→ **AIM OF THE TASK**
Check each line of the listing for the word "Registry" and report how many lines contain it, giving nothing but the number.

(Data entries for graphics)
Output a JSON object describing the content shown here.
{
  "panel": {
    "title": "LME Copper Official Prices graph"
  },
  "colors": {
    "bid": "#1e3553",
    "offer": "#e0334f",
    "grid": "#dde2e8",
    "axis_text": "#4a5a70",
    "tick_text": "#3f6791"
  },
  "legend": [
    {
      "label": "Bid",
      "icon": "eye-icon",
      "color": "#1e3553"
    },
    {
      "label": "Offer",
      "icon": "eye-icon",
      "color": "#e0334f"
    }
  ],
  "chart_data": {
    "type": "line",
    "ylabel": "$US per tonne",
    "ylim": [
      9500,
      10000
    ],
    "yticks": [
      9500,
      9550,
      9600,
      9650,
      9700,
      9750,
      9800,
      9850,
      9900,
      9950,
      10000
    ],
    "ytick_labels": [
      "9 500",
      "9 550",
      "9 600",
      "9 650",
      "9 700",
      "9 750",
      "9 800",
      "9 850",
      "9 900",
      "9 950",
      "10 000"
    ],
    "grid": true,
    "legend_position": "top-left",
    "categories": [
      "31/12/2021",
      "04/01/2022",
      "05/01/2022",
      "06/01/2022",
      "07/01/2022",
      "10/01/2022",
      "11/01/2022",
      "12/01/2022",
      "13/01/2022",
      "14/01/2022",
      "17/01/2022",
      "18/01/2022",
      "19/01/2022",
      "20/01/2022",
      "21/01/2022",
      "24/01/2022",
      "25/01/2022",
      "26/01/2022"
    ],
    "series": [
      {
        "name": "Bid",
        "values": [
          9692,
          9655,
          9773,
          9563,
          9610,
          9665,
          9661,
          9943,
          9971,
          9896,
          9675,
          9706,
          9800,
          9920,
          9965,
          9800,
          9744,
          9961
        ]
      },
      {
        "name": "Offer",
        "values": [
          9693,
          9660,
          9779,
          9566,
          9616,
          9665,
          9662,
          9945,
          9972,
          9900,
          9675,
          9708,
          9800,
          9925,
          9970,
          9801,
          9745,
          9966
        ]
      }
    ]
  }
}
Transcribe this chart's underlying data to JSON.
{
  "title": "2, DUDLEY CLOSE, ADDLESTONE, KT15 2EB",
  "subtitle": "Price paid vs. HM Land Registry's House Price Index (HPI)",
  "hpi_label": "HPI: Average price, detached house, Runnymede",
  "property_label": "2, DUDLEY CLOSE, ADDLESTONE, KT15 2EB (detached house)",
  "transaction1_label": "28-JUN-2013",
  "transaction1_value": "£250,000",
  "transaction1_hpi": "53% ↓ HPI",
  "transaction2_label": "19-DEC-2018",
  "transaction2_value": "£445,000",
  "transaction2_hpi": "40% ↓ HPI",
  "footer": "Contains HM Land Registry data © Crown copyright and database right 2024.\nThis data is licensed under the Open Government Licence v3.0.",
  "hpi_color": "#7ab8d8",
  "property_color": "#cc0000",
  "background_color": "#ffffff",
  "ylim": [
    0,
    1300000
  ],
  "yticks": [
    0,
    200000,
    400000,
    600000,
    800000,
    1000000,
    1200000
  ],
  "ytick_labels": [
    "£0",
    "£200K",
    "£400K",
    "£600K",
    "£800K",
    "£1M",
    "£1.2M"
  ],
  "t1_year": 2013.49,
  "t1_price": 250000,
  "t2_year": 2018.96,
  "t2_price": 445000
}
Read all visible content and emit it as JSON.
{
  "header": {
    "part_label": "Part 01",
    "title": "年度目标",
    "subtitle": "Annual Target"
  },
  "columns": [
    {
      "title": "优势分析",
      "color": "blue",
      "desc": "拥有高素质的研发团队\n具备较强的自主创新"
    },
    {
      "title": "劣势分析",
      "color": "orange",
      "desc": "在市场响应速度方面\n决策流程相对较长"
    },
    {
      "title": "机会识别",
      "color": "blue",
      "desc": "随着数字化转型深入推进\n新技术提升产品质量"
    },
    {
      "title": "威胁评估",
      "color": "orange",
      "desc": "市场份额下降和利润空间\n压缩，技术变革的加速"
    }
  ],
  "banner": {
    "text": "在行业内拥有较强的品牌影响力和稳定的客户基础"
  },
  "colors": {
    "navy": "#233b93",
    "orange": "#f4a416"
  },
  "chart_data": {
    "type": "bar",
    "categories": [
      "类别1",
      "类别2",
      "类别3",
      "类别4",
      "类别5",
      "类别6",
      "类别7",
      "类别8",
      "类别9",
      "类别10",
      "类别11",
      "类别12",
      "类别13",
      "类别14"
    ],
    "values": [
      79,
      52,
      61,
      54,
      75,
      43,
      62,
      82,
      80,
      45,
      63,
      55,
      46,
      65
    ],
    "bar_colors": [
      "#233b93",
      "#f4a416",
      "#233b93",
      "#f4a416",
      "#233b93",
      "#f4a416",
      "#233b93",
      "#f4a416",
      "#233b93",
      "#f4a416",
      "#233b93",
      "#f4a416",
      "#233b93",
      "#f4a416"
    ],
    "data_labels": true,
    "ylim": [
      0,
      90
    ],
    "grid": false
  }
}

→ **EXERCISE RESULT**
2